▶ Page text:
● ● ● ● ● ● ●
I see the notion that people will find a "single equation to rule them all" if you'll pardon the reference, to be as likely as religious people seeing the face of god. In fact, it strikes me as perfectly analogous, except that smart people only are drawn to one of them (and I'm not talking about religion lol).
 
  • #55
Oh, an MUH isn't a hypothesis, it's a conjecture. One might just say it's one man's fantasy, or a reflection of what one man's reality has become... and that propogated like a faith amongst a small and dedicated community. I alwise find that physics is a field full of cognitive dissonance, and the unique solutions to that most uncomfortable of states.
 
  • #56
Frame Dragger said:
I suppose my primary objection is that the hypothesis is baseless expcept that to some people it appears elegant.

It is not baseless.
Check Max arguments
http://arxiv.org/abs/arXiv:0704.0646
page 2.

I read the article 1.5y ago and I have to admit it was the most shoking thing I've read during the whole life, so 2 weeks after that I could think only about MUH.
● ● ● ● ● ● ●
Page layout parsing data
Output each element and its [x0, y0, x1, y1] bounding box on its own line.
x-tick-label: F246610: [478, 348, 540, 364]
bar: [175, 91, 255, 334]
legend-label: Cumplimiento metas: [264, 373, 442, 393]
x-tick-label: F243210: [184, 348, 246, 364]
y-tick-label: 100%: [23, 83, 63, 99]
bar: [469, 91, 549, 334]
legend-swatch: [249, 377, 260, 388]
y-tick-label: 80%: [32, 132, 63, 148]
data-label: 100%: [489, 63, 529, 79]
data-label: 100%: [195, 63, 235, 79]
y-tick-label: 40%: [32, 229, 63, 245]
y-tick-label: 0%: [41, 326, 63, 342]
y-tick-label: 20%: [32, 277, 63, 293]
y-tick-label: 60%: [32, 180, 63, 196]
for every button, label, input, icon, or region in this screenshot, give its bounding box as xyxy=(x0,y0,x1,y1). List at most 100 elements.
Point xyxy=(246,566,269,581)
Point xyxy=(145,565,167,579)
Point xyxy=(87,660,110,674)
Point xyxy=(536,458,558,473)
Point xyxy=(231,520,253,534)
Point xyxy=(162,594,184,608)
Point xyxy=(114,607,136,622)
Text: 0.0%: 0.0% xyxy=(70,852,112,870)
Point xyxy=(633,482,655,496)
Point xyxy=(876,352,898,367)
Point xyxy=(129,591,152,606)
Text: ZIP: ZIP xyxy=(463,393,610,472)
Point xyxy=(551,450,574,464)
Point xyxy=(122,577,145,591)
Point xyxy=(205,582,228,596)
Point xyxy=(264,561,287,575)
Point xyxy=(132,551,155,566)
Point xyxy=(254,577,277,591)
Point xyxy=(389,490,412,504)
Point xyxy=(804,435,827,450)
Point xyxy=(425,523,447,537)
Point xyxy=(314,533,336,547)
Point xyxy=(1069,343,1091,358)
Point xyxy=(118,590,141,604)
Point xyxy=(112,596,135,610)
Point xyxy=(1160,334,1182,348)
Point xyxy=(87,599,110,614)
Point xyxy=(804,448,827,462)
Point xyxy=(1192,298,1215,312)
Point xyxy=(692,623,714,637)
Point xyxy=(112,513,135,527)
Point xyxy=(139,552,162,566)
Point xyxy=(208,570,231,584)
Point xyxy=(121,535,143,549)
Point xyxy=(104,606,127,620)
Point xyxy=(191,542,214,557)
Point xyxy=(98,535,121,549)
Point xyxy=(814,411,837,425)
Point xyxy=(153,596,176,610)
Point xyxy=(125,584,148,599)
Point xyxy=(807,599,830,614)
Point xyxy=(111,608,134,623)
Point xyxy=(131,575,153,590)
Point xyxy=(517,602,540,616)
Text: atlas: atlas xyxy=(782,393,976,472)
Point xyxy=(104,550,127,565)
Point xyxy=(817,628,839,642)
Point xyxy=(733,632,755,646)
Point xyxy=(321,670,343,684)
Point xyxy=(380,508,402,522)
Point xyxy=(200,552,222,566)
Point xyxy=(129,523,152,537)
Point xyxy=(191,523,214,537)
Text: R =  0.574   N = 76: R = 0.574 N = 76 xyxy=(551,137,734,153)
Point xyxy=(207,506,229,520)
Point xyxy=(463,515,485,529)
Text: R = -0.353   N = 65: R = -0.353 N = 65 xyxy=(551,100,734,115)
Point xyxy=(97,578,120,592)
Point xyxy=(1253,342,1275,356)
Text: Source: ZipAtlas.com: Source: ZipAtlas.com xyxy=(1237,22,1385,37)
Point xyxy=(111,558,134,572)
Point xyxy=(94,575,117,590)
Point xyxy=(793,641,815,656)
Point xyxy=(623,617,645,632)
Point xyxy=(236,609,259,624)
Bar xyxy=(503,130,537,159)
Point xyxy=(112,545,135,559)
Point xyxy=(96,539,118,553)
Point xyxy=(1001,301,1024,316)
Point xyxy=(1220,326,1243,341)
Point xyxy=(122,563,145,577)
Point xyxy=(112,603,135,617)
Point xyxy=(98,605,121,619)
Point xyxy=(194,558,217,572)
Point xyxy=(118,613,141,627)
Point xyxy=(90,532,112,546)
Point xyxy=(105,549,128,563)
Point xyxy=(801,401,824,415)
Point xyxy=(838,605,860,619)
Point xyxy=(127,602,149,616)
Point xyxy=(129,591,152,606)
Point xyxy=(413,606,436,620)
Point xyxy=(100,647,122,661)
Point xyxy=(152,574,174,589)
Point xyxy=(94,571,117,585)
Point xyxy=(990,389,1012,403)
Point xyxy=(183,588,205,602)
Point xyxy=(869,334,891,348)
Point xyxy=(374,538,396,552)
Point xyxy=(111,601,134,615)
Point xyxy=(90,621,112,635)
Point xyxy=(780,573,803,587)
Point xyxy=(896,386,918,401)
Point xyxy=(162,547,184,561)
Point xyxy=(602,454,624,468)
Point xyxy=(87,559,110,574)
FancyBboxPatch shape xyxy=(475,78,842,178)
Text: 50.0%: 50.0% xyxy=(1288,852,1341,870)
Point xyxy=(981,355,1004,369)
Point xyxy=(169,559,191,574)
● ● ● ● ● ● ●
▶ What this exercise asks:
A – In the forum thread about the mathematical universe hypothesis, what does the writer of post #55 say an MUH is instead of a hypothesis?
B – Please continue the forum thread about the mathematical universe hypothesis, starting right after its last sentence.
You can leave the records aside.

▶ Answers by item:
A – A conjecture.

B –
I see the same trend everywhere: Universe is simple and elegant, and people are always try to drag some notions they got use to into the mathematical description: either, absolte time, "wavefunction collapse"... The history with the collapse is one of the most ridiculous: after almost 60 years with the collapse and endless discussions it was discovered that... collapse can be replaced by QM and is not required at all!

The same with "local realism" some people can't give up in parralel threads, or with these Newtonian billiard balls we all like (BM particles :) )..

And yes, MWI and MUH are both crazy enough, and MUH+MWI is so crazy that I sense a smell of truth, it is so crazy that it MUST be true.. Yes, it is lyrics, not physics, but we are discussing the interpretations here...
 
  • #57
Dmitry67 said:
It is not baseless.
Check Max arguments
http://arxiv.org/abs/arXiv:0704.0646
page 2.

I read the article 1.5y ago and I have to admit it was the most shoking thing I've read during the whole life, so 2 weeks after that I could think only about MUH.

I see the same trend everywhere: Universe is simple and elegant, and people are always try to drag some notions they got use to into the mathematical description: either, absolte time, "wavefunction collapse"... The history with the collapse is one of the most ridiculous: after almost 60 years with the collapse and endless discussions it was discovered that... collapse can be replaced by QM and is not required at all!

The same with "local realism" some people can't give up in parralel threads, or with these Newtonian billiard balls we all like (BM particles :) )..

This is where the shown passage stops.